Stated exercise: Identify all lines below that hold "多因素敏感性分析" and collect them.

Material for the task:
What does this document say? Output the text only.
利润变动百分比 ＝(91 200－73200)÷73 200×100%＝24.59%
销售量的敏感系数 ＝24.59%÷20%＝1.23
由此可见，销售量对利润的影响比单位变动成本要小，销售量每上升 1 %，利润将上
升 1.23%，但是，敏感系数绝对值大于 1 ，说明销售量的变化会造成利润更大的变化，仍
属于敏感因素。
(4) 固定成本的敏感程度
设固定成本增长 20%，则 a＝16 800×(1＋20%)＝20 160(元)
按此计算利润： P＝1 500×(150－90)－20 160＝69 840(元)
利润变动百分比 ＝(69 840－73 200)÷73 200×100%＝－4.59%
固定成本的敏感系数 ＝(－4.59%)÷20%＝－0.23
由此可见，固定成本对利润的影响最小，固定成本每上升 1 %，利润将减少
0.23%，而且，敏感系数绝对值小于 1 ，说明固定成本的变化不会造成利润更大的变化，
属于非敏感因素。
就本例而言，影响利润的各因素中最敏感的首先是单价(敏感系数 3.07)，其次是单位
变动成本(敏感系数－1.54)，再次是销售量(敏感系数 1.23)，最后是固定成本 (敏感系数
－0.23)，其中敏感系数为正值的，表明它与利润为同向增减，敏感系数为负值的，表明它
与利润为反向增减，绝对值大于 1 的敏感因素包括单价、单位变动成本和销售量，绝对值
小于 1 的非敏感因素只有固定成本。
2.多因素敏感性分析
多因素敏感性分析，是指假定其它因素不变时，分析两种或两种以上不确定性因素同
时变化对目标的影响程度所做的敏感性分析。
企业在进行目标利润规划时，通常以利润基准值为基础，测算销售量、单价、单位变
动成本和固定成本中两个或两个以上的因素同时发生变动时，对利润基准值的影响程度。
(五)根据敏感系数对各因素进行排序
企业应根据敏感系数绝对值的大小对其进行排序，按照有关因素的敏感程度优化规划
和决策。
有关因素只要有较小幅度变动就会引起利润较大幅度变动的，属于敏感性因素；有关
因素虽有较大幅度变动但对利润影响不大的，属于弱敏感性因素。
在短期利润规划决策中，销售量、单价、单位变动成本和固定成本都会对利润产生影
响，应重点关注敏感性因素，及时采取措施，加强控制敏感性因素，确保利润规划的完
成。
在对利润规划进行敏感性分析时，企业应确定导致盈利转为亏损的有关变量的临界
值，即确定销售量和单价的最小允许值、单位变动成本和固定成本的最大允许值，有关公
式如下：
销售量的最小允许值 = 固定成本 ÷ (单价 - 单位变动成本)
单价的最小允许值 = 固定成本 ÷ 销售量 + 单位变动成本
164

The answer:
2.多因素敏感性分析
多因素敏感性分析，是指假定其它因素不变时，分析两种或两种以上不确定性因素同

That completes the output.